Problem description:
Using the records below, locate all lines containing "this" and return them.

Records for the exercise:

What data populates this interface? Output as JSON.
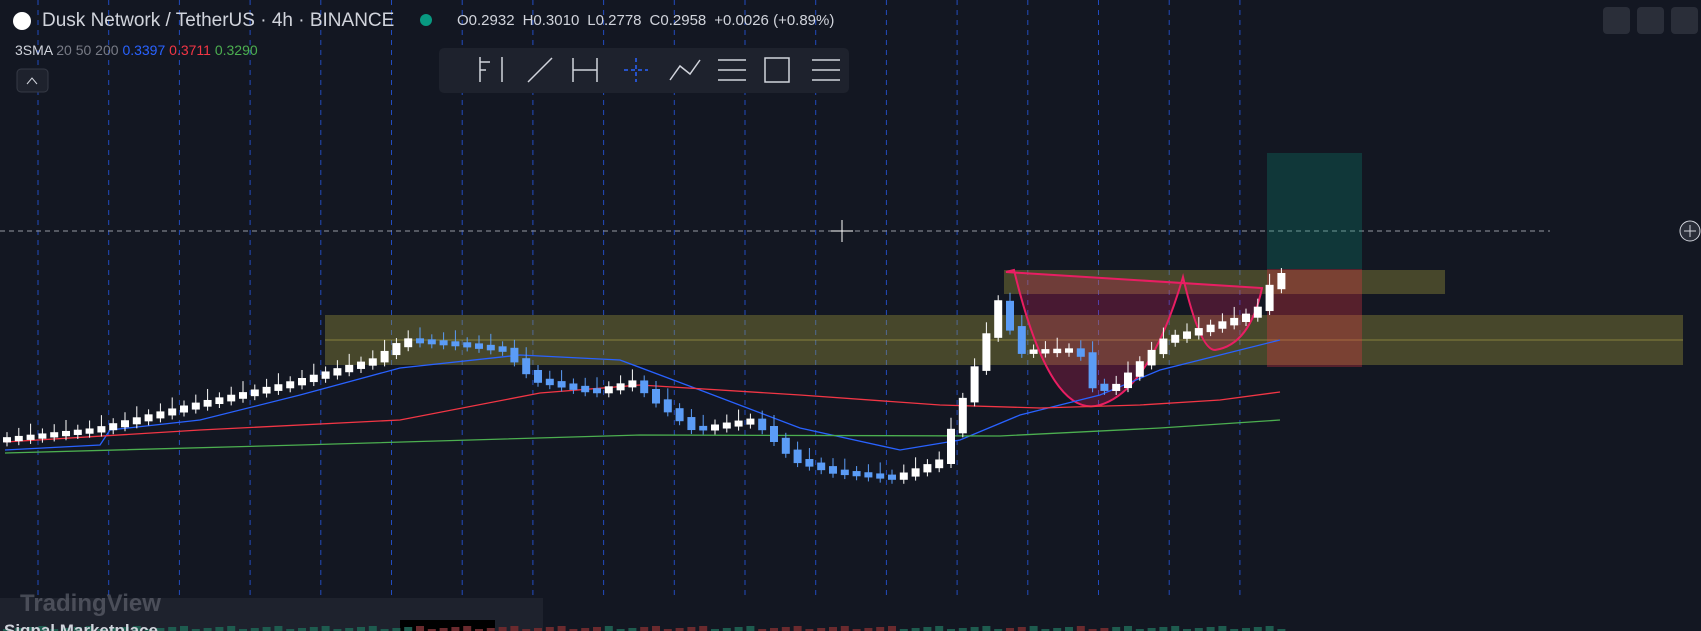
{
  "header": {
    "title": "Dusk Network / TetherUS · 4h · BINANCE",
    "ohlc": [
      {
        "label": "O",
        "value": "0.2932"
      },
      {
        "label": "H",
        "value": "0.3010"
      },
      {
        "label": "L",
        "value": "0.2778"
      },
      {
        "label": "C",
        "value": "0.2958"
      }
    ],
    "change": "+0.0026 (+0.89%)"
  },
  "indicator": {
    "name": "3SMA",
    "params": "20 50 200",
    "values": [
      "0.3397",
      "0.3711",
      "0.3290"
    ]
  },
  "footer": {
    "logo": "TradingView",
    "panel": "Signal Marketplace"
  }
}
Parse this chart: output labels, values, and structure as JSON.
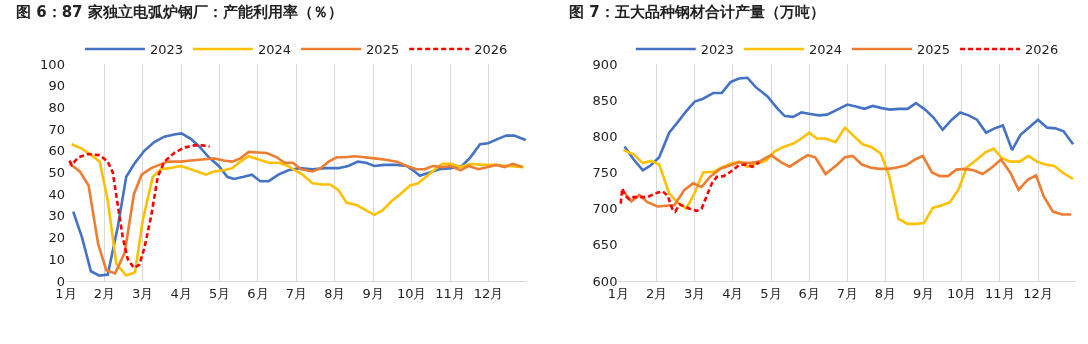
{
  "chart_data": [
    {
      "type": "line",
      "title": "图 6：87 家独立电弧炉钢厂：产能利用率（％）",
      "legend": "top",
      "grid": "x",
      "marker": "none",
      "xlim": [
        1,
        13
      ],
      "xticks": [
        {
          "value": 1,
          "label": "1月"
        },
        {
          "value": 2,
          "label": "2月"
        },
        {
          "value": 3,
          "label": "3月"
        },
        {
          "value": 4,
          "label": "4月"
        },
        {
          "value": 5,
          "label": "5月"
        },
        {
          "value": 6,
          "label": "6月"
        },
        {
          "value": 7,
          "label": "7月"
        },
        {
          "value": 8,
          "label": "8月"
        },
        {
          "value": 9,
          "label": "9月"
        },
        {
          "value": 10,
          "label": "10月"
        },
        {
          "value": 11,
          "label": "11月"
        },
        {
          "value": 12,
          "label": "12月"
        }
      ],
      "ylim": [
        0,
        100
      ],
      "yticks": [
        0,
        10,
        20,
        30,
        40,
        50,
        60,
        70,
        80,
        90,
        100
      ],
      "series": [
        {
          "name": "2023",
          "color": "#4472c4",
          "line_style": "solid",
          "x": [
            1.19,
            1.42,
            1.65,
            1.87,
            2.09,
            2.35,
            2.57,
            2.78,
            3.04,
            3.3,
            3.56,
            3.82,
            4.01,
            4.25,
            4.47,
            4.72,
            4.98,
            5.2,
            5.37,
            5.63,
            5.84,
            6.06,
            6.28,
            6.53,
            6.79,
            7.08,
            7.42,
            7.75,
            8.09,
            8.35,
            8.6,
            8.81,
            9.03,
            9.28,
            9.62,
            9.87,
            10.04,
            10.21,
            10.47,
            10.72,
            11.02,
            11.31,
            11.53,
            11.78,
            11.99,
            12.25,
            12.46,
            12.67,
            12.97
          ],
          "values": [
            32,
            20,
            4.5,
            2.5,
            3,
            25,
            48,
            54,
            60,
            64,
            66.5,
            67.5,
            68,
            65.5,
            62,
            57,
            53,
            48,
            47,
            48,
            49,
            46,
            46,
            49,
            51,
            52,
            51.5,
            52,
            52,
            53,
            55,
            54.5,
            53,
            53.5,
            53.5,
            53,
            51,
            48.5,
            50,
            51.5,
            52,
            53,
            57,
            63,
            63.5,
            65.5,
            67,
            67,
            65
          ]
        },
        {
          "name": "2024",
          "color": "#ffc000",
          "line_style": "solid",
          "x": [
            1.15,
            1.41,
            1.66,
            1.88,
            2.09,
            2.31,
            2.57,
            2.8,
            3.0,
            3.26,
            3.47,
            3.69,
            3.99,
            4.25,
            4.64,
            4.85,
            5.11,
            5.33,
            5.54,
            5.76,
            6.02,
            6.28,
            6.53,
            6.79,
            6.91,
            7.16,
            7.42,
            7.67,
            7.88,
            8.09,
            8.31,
            8.56,
            8.77,
            9.03,
            9.24,
            9.49,
            9.7,
            9.96,
            10.17,
            10.38,
            10.64,
            10.81,
            11.02,
            11.27,
            11.53,
            11.82,
            12.16,
            12.5,
            12.92
          ],
          "values": [
            63,
            61,
            58,
            55,
            37,
            8,
            2.5,
            4,
            28,
            48,
            51.5,
            52,
            53,
            51.5,
            49,
            50.5,
            51,
            52,
            55,
            57.5,
            56,
            54.5,
            54.5,
            53,
            51.5,
            49,
            45,
            44.5,
            44.5,
            42,
            36,
            35,
            33,
            30.5,
            32.5,
            37,
            40,
            44,
            45,
            48,
            52,
            54,
            54,
            52.5,
            54,
            53.5,
            53.5,
            53,
            52.5
          ]
        },
        {
          "name": "2025",
          "color": "#ed7d31",
          "line_style": "solid",
          "x": [
            1.1,
            1.36,
            1.59,
            1.84,
            2.05,
            2.28,
            2.53,
            2.77,
            2.97,
            3.22,
            3.43,
            3.65,
            3.99,
            4.25,
            4.55,
            4.85,
            5.11,
            5.33,
            5.54,
            5.76,
            6.23,
            6.49,
            6.69,
            6.91,
            7.12,
            7.42,
            7.63,
            7.84,
            8.05,
            8.26,
            8.52,
            8.77,
            9.03,
            9.28,
            9.62,
            9.87,
            10.13,
            10.34,
            10.55,
            10.81,
            11.02,
            11.27,
            11.48,
            11.74,
            11.99,
            12.2,
            12.42,
            12.63,
            12.88
          ],
          "values": [
            54,
            50.5,
            44,
            17,
            5,
            3.5,
            13,
            40,
            49,
            52,
            53.5,
            55,
            55,
            55.5,
            56,
            56.5,
            55.5,
            55,
            56.5,
            59.5,
            59,
            57,
            54.5,
            54.5,
            51.5,
            50.5,
            52,
            55,
            57,
            57,
            57.5,
            57,
            56.5,
            56,
            55,
            53,
            51.5,
            51.5,
            53,
            52.5,
            53,
            51,
            53,
            51.5,
            52.5,
            53.5,
            52.5,
            54,
            52.5
          ]
        },
        {
          "name": "2026",
          "color": "#ff0000",
          "line_style": "dashed",
          "x": [
            1.09,
            1.15,
            1.32,
            1.58,
            1.88,
            2.09,
            2.22,
            2.35,
            2.48,
            2.61,
            2.77,
            2.91,
            3.04,
            3.22,
            3.39,
            3.56,
            3.82,
            4.08,
            4.34,
            4.55,
            4.74
          ],
          "values": [
            55.5,
            53.5,
            57,
            58.5,
            58,
            55,
            50,
            35,
            20,
            10,
            6,
            7.5,
            15,
            30,
            48,
            55,
            59,
            61.5,
            62.5,
            62.5,
            62
          ]
        }
      ]
    },
    {
      "type": "line",
      "title": "图 7：五大品种钢材合计产量（万吨）",
      "legend": "top",
      "grid": "x",
      "marker": "none",
      "xlim": [
        1,
        13
      ],
      "xticks": [
        {
          "value": 1,
          "label": "1月"
        },
        {
          "value": 2,
          "label": "2月"
        },
        {
          "value": 3,
          "label": "3月"
        },
        {
          "value": 4,
          "label": "4月"
        },
        {
          "value": 5,
          "label": "5月"
        },
        {
          "value": 6,
          "label": "6月"
        },
        {
          "value": 7,
          "label": "7月"
        },
        {
          "value": 8,
          "label": "8月"
        },
        {
          "value": 9,
          "label": "9月"
        },
        {
          "value": 10,
          "label": "10月"
        },
        {
          "value": 11,
          "label": "11月"
        },
        {
          "value": 12,
          "label": "12月"
        }
      ],
      "ylim": [
        600,
        900
      ],
      "yticks": [
        600,
        650,
        700,
        750,
        800,
        850,
        900
      ],
      "series": [
        {
          "name": "2023",
          "color": "#4472c4",
          "line_style": "solid",
          "x": [
            1.16,
            1.4,
            1.64,
            1.85,
            2.07,
            2.33,
            2.56,
            2.78,
            3.0,
            3.22,
            3.49,
            3.71,
            3.94,
            4.16,
            4.38,
            4.6,
            4.91,
            5.14,
            5.36,
            5.58,
            5.8,
            6.03,
            6.25,
            6.47,
            6.74,
            7.0,
            7.25,
            7.45,
            7.67,
            7.9,
            8.12,
            8.34,
            8.58,
            8.8,
            9.04,
            9.26,
            9.5,
            9.74,
            9.96,
            10.18,
            10.4,
            10.64,
            10.86,
            11.08,
            11.32,
            11.54,
            11.78,
            12.0,
            12.24,
            12.46,
            12.67,
            12.92
          ],
          "values": [
            786,
            768,
            753,
            760,
            771,
            805,
            820,
            835,
            848,
            852,
            860,
            860,
            875,
            880,
            881,
            868,
            855,
            840,
            828,
            827,
            833,
            831,
            829,
            830,
            837,
            844,
            841,
            838,
            842,
            839,
            837,
            838,
            838,
            846,
            837,
            826,
            809,
            823,
            833,
            829,
            823,
            805,
            811,
            815,
            781,
            802,
            813,
            823,
            812,
            811,
            807,
            789
          ]
        },
        {
          "name": "2024",
          "color": "#ffc000",
          "line_style": "solid",
          "x": [
            1.13,
            1.4,
            1.64,
            1.85,
            2.07,
            2.33,
            2.56,
            2.78,
            3.0,
            3.22,
            3.49,
            3.71,
            3.94,
            4.16,
            4.38,
            4.6,
            4.87,
            5.09,
            5.31,
            5.58,
            5.8,
            6.0,
            6.2,
            6.43,
            6.69,
            6.94,
            7.18,
            7.4,
            7.64,
            7.88,
            8.1,
            8.34,
            8.58,
            8.8,
            9.01,
            9.24,
            9.45,
            9.69,
            9.92,
            10.13,
            10.35,
            10.62,
            10.84,
            11.05,
            11.27,
            11.52,
            11.75,
            11.97,
            12.19,
            12.43,
            12.67,
            12.92
          ],
          "values": [
            781,
            775,
            763,
            766,
            761,
            721,
            708,
            700,
            722,
            750,
            751,
            757,
            762,
            765,
            758,
            762,
            766,
            779,
            785,
            790,
            797,
            805,
            797,
            797,
            792,
            812,
            800,
            789,
            785,
            776,
            745,
            686,
            679,
            679,
            680,
            701,
            704,
            709,
            727,
            757,
            766,
            778,
            783,
            770,
            765,
            765,
            773,
            765,
            761,
            759,
            749,
            741
          ]
        },
        {
          "name": "2025",
          "color": "#ed7d31",
          "line_style": "solid",
          "x": [
            1.13,
            1.34,
            1.55,
            1.76,
            2.02,
            2.25,
            2.47,
            2.73,
            2.96,
            3.18,
            3.4,
            3.67,
            3.94,
            4.16,
            4.43,
            4.69,
            5.0,
            5.27,
            5.49,
            5.72,
            5.96,
            6.16,
            6.43,
            6.74,
            6.94,
            7.14,
            7.38,
            7.6,
            7.84,
            8.08,
            8.3,
            8.54,
            8.78,
            8.98,
            9.22,
            9.43,
            9.64,
            9.86,
            10.09,
            10.31,
            10.55,
            10.79,
            11.03,
            11.27,
            11.49,
            11.73,
            11.95,
            12.15,
            12.39,
            12.63,
            12.87
          ],
          "values": [
            724,
            710,
            719,
            709,
            703,
            704,
            705,
            726,
            735,
            730,
            744,
            755,
            760,
            764,
            763,
            765,
            774,
            764,
            758,
            766,
            774,
            771,
            748,
            761,
            771,
            773,
            761,
            757,
            755,
            755,
            757,
            760,
            768,
            773,
            750,
            745,
            745,
            754,
            755,
            753,
            748,
            757,
            768,
            750,
            726,
            740,
            746,
            717,
            696,
            692,
            692
          ]
        },
        {
          "name": "2026",
          "color": "#ff0000",
          "line_style": "dashed",
          "x": [
            1.06,
            1.1,
            1.18,
            1.28,
            1.4,
            1.58,
            1.76,
            1.96,
            2.16,
            2.29,
            2.41,
            2.49,
            2.6,
            2.73,
            2.87,
            3.05,
            3.18,
            3.31,
            3.45,
            3.58,
            3.76,
            3.94,
            4.16,
            4.34,
            4.51,
            4.69
          ],
          "values": [
            707,
            728,
            718,
            713,
            716,
            716,
            716,
            721,
            724,
            718,
            700,
            696,
            706,
            703,
            700,
            697,
            700,
            717,
            735,
            744,
            745,
            751,
            760,
            761,
            758,
            764
          ]
        }
      ]
    }
  ]
}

Correct result:
What data populates this interface? Output as JSON.
Parse this chart: output labels, values, and structure as JSON.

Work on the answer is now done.